[start Provided records]
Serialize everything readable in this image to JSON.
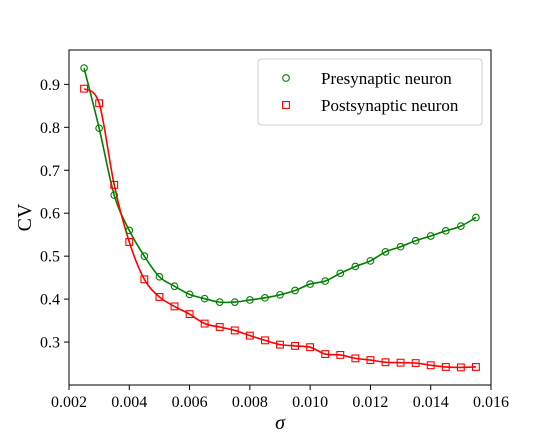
{
  "chart_data": {
    "type": "line",
    "xlabel": "σ",
    "ylabel": "CV",
    "xlim": [
      0.002,
      0.016
    ],
    "ylim": [
      0.2,
      0.98
    ],
    "xticks": [
      0.002,
      0.004,
      0.006,
      0.008,
      0.01,
      0.012,
      0.014,
      0.016
    ],
    "xtick_labels": [
      "0.002",
      "0.004",
      "0.006",
      "0.008",
      "0.010",
      "0.012",
      "0.014",
      "0.016"
    ],
    "yticks": [
      0.3,
      0.4,
      0.5,
      0.6,
      0.7,
      0.8,
      0.9
    ],
    "ytick_labels": [
      "0.3",
      "0.4",
      "0.5",
      "0.6",
      "0.7",
      "0.8",
      "0.9"
    ],
    "grid": false,
    "legend_position": "top-right",
    "x": [
      0.0025,
      0.003,
      0.0035,
      0.004,
      0.0045,
      0.005,
      0.0055,
      0.006,
      0.0065,
      0.007,
      0.0075,
      0.008,
      0.0085,
      0.009,
      0.0095,
      0.01,
      0.0105,
      0.011,
      0.0115,
      0.012,
      0.0125,
      0.013,
      0.0135,
      0.014,
      0.0145,
      0.015,
      0.0155
    ],
    "series": [
      {
        "name": "Presynaptic neuron",
        "color": "#008000",
        "marker": "circle",
        "values": [
          0.938,
          0.798,
          0.642,
          0.56,
          0.5,
          0.452,
          0.43,
          0.411,
          0.401,
          0.393,
          0.393,
          0.398,
          0.403,
          0.41,
          0.42,
          0.435,
          0.442,
          0.46,
          0.476,
          0.489,
          0.51,
          0.522,
          0.536,
          0.547,
          0.559,
          0.57,
          0.59
        ]
      },
      {
        "name": "Postsynaptic neuron",
        "color": "#ff0000",
        "marker": "square",
        "values": [
          0.89,
          0.856,
          0.666,
          0.533,
          0.446,
          0.405,
          0.383,
          0.365,
          0.343,
          0.335,
          0.327,
          0.315,
          0.304,
          0.294,
          0.291,
          0.288,
          0.272,
          0.27,
          0.262,
          0.258,
          0.253,
          0.252,
          0.251,
          0.246,
          0.242,
          0.241,
          0.242
        ]
      }
    ]
  }
}
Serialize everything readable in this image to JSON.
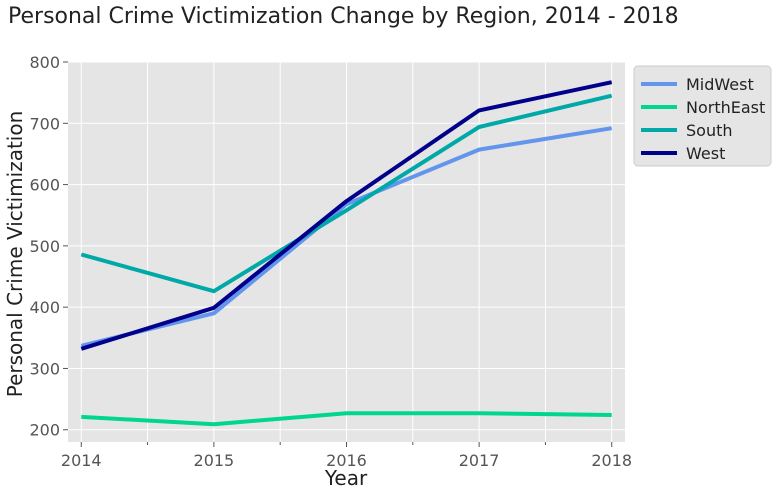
{
  "chart_data": {
    "type": "line",
    "title": "Personal Crime Victimization Change by Region, 2014 - 2018",
    "xlabel": "Year",
    "ylabel": "Personal Crime Victimization",
    "x": [
      2014,
      2015,
      2016,
      2017,
      2018
    ],
    "x_ticks": [
      "2014",
      "2015",
      "2016",
      "2017",
      "2018"
    ],
    "xlim": [
      2013.9,
      2018.1
    ],
    "ylim": [
      180,
      800
    ],
    "y_ticks": [
      200,
      300,
      400,
      500,
      600,
      700,
      800
    ],
    "grid": true,
    "legend_position": "outside-top-right",
    "series": [
      {
        "name": "MidWest",
        "color": "#6495ED",
        "values": [
          337,
          390,
          568,
          657,
          692
        ]
      },
      {
        "name": "NorthEast",
        "color": "#00D68F",
        "values": [
          221,
          209,
          227,
          227,
          224
        ]
      },
      {
        "name": "South",
        "color": "#00A8A8",
        "values": [
          486,
          426,
          558,
          694,
          745
        ]
      },
      {
        "name": "West",
        "color": "#00008B",
        "values": [
          332,
          399,
          573,
          721,
          767
        ]
      }
    ]
  }
}
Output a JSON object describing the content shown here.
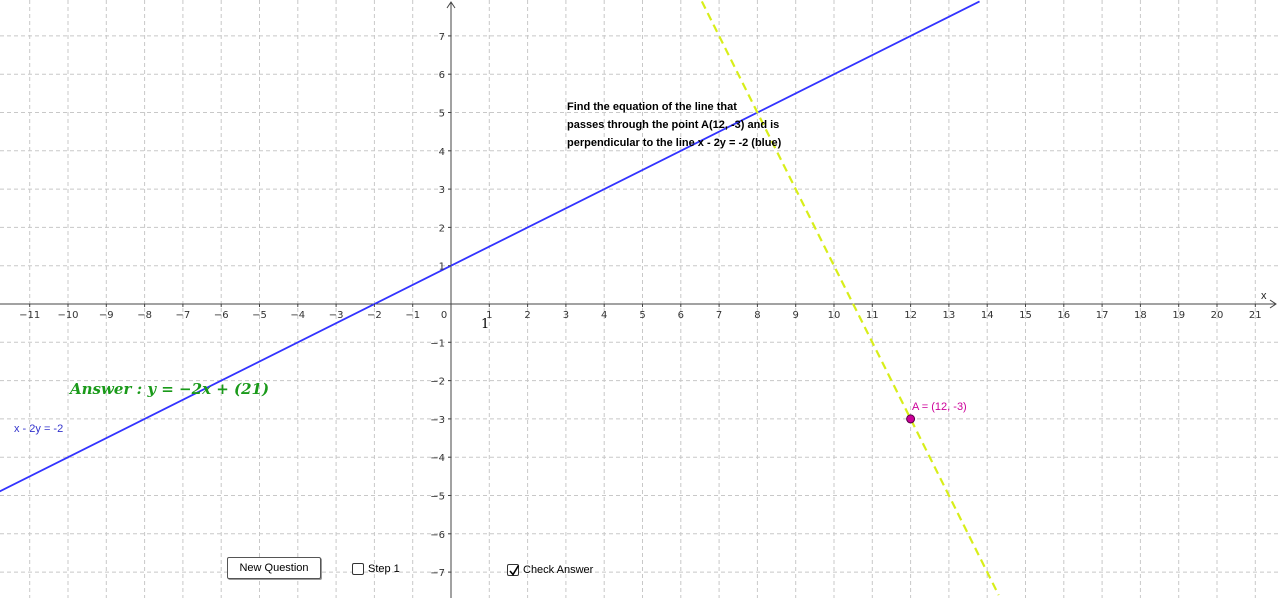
{
  "question": {
    "lines": [
      "Find the equation of the line that",
      "passes through the point A(12, -3) and is",
      "perpendicular to the line x - 2y = -2 (blue)"
    ]
  },
  "answer": {
    "text": "Answer : y = −2x + (21)"
  },
  "given_line": {
    "label": "x - 2y = -2",
    "color": "#3333ff",
    "slope": 0.5,
    "intercept": 1
  },
  "answer_line": {
    "color": "#d8ee1a",
    "slope": -2,
    "intercept": 21,
    "style": "dashed"
  },
  "point_a": {
    "label": "A = (12, -3)",
    "x": 12,
    "y": -3,
    "color": "#cc0099"
  },
  "axes": {
    "x_name": "x",
    "unit_label": "1",
    "xlim": [
      -11.8,
      21.6
    ],
    "ylim": [
      -7.6,
      7.9
    ],
    "x_ticks": [
      -11,
      -10,
      -9,
      -8,
      -7,
      -6,
      -5,
      -4,
      -3,
      -2,
      -1,
      0,
      1,
      2,
      3,
      4,
      5,
      6,
      7,
      8,
      9,
      10,
      11,
      12,
      13,
      14,
      15,
      16,
      17,
      18,
      19,
      20,
      21
    ],
    "y_ticks": [
      -7,
      -6,
      -5,
      -4,
      -3,
      -2,
      -1,
      1,
      2,
      3,
      4,
      5,
      6,
      7
    ],
    "grid": true
  },
  "controls": {
    "new_question": "New Question",
    "step1": {
      "label": "Step 1",
      "checked": false
    },
    "check_answer": {
      "label": "Check Answer",
      "checked": true
    }
  },
  "colors": {
    "grid": "#c8c8c8",
    "axis": "#444444"
  }
}
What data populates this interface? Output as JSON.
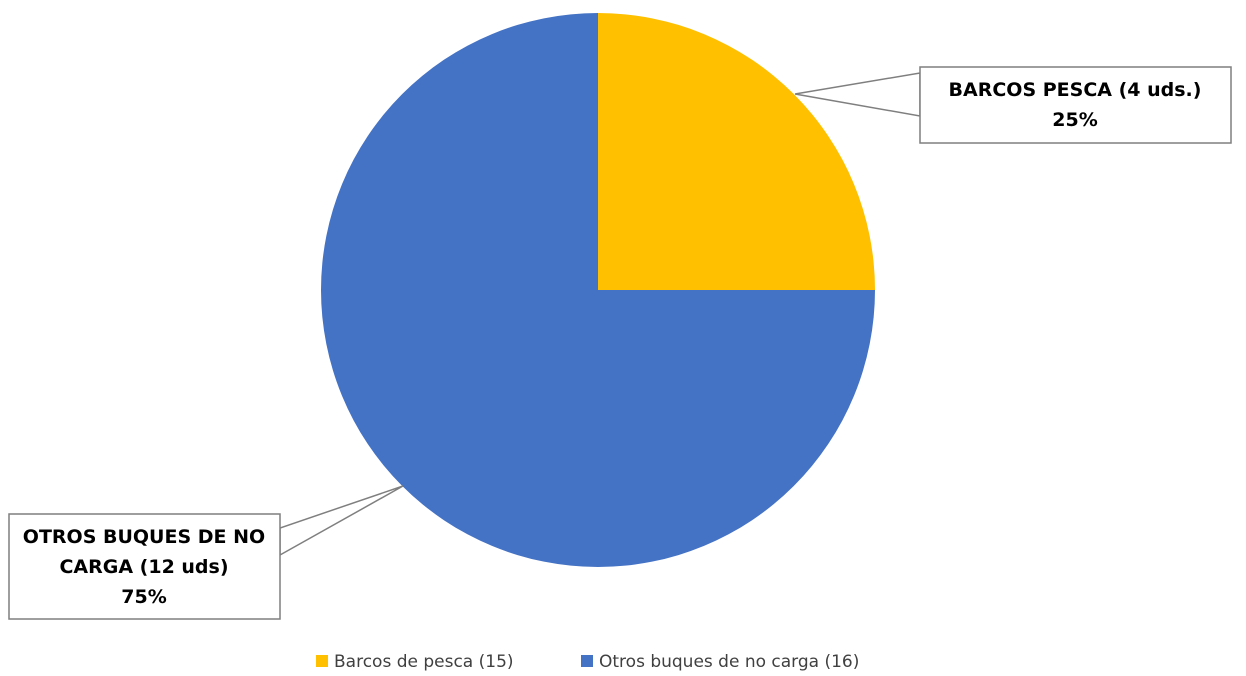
{
  "chart_data": {
    "type": "pie",
    "title": "",
    "slices": [
      {
        "label": "Barcos de pesca (15)",
        "value": 25,
        "color": "#FFC000",
        "callout": [
          "BARCOS PESCA (4 uds.)",
          "25%"
        ]
      },
      {
        "label": "Otros buques de no carga (16)",
        "value": 75,
        "color": "#4472C4",
        "callout": [
          "OTROS BUQUES DE NO",
          "CARGA (12 uds)",
          "75%"
        ]
      }
    ],
    "legend": {
      "position": "bottom",
      "entries": [
        "Barcos de pesca (15)",
        "Otros buques de no carga (16)"
      ]
    }
  }
}
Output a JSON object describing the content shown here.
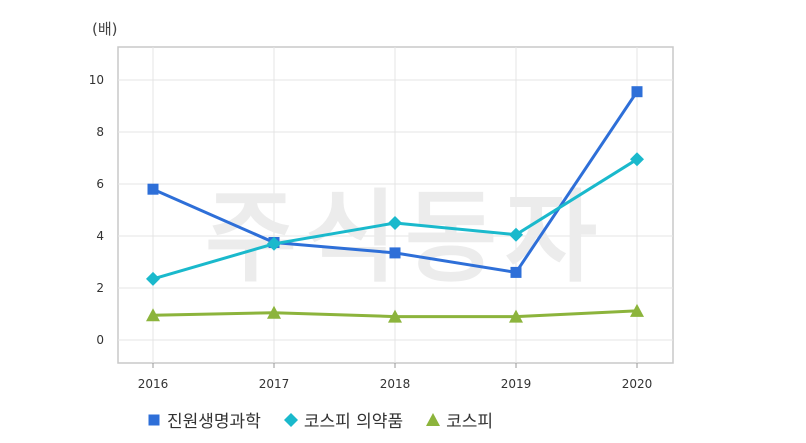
{
  "chart_data": {
    "type": "line",
    "unit_label": "(배)",
    "watermark": "주식동자",
    "x": [
      "2016",
      "2017",
      "2018",
      "2019",
      "2020"
    ],
    "ylim": [
      0,
      10
    ],
    "yticks": [
      0,
      2,
      4,
      6,
      8,
      10
    ],
    "grid": true,
    "legend_position": "bottom",
    "series": [
      {
        "name": "진원생명과학",
        "values": [
          5.8,
          3.75,
          3.35,
          2.6,
          9.55
        ],
        "color": "#2e6fd8",
        "marker": "square"
      },
      {
        "name": "코스피 의약품",
        "values": [
          2.35,
          3.7,
          4.5,
          4.05,
          6.95
        ],
        "color": "#1ab9cc",
        "marker": "diamond"
      },
      {
        "name": "코스피",
        "values": [
          0.95,
          1.05,
          0.9,
          0.9,
          1.12
        ],
        "color": "#8cb43c",
        "marker": "triangle"
      }
    ]
  }
}
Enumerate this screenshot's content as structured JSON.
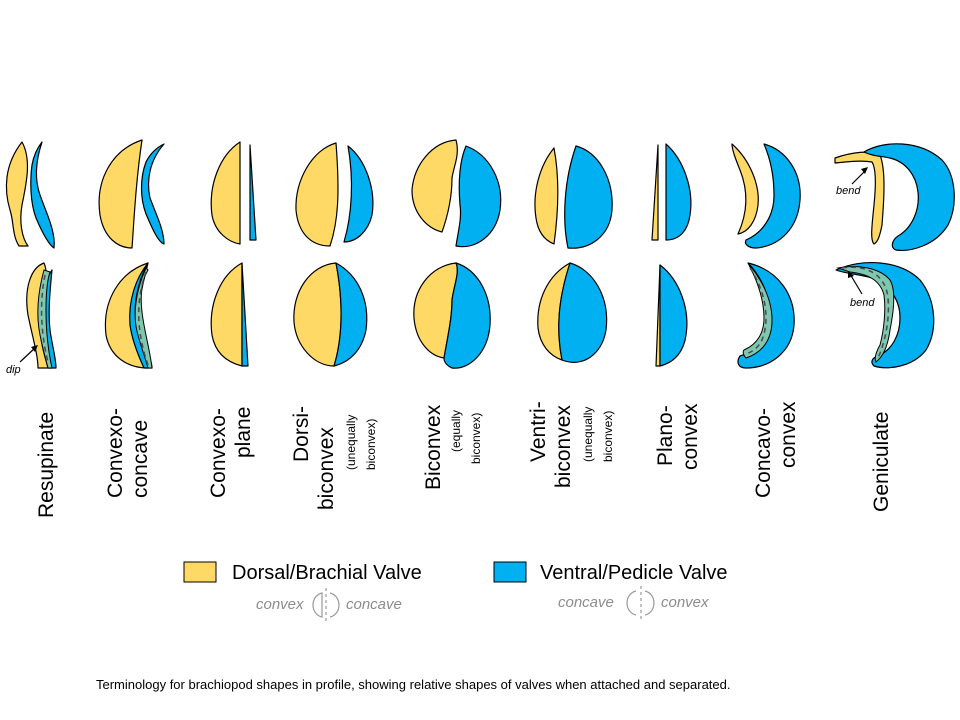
{
  "colors": {
    "dorsal": "#FFD966",
    "ventral": "#00B0F0",
    "overlap": "#7FC7AF"
  },
  "shapes": [
    {
      "name": "Resupinate",
      "lines": [
        "Resupinate"
      ],
      "sub": []
    },
    {
      "name": "Convexo-concave",
      "lines": [
        "Convexo-",
        "concave"
      ],
      "sub": []
    },
    {
      "name": "Convexo-plane",
      "lines": [
        "Convexo-",
        "plane"
      ],
      "sub": []
    },
    {
      "name": "Dorsi-biconvex",
      "lines": [
        "Dorsi-",
        "biconvex"
      ],
      "sub": [
        "(unequally",
        "biconvex)"
      ]
    },
    {
      "name": "Biconvex",
      "lines": [
        "Biconvex"
      ],
      "sub": [
        "(equally",
        "biconvex)"
      ]
    },
    {
      "name": "Ventri-biconvex",
      "lines": [
        "Ventri-",
        "biconvex"
      ],
      "sub": [
        "(unequally",
        "biconvex)"
      ]
    },
    {
      "name": "Plano-convex",
      "lines": [
        "Plano-",
        "convex"
      ],
      "sub": []
    },
    {
      "name": "Concavo-convex",
      "lines": [
        "Concavo-",
        "convex"
      ],
      "sub": []
    },
    {
      "name": "Geniculate",
      "lines": [
        "Geniculate"
      ],
      "sub": []
    }
  ],
  "annotations": {
    "dip": "dip",
    "bend_top": "bend",
    "bend_bottom": "bend"
  },
  "legend": {
    "dorsal": {
      "label": "Dorsal/Brachial Valve",
      "left": "convex",
      "right": "concave"
    },
    "ventral": {
      "label": "Ventral/Pedicle Valve",
      "left": "concave",
      "right": "convex"
    }
  },
  "caption": "Terminology for brachiopod shapes in profile, showing relative shapes of valves when attached and separated."
}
[end Provided records]
Task =
Give only the number of lines above that hold the string "neuron".

Completed task =
2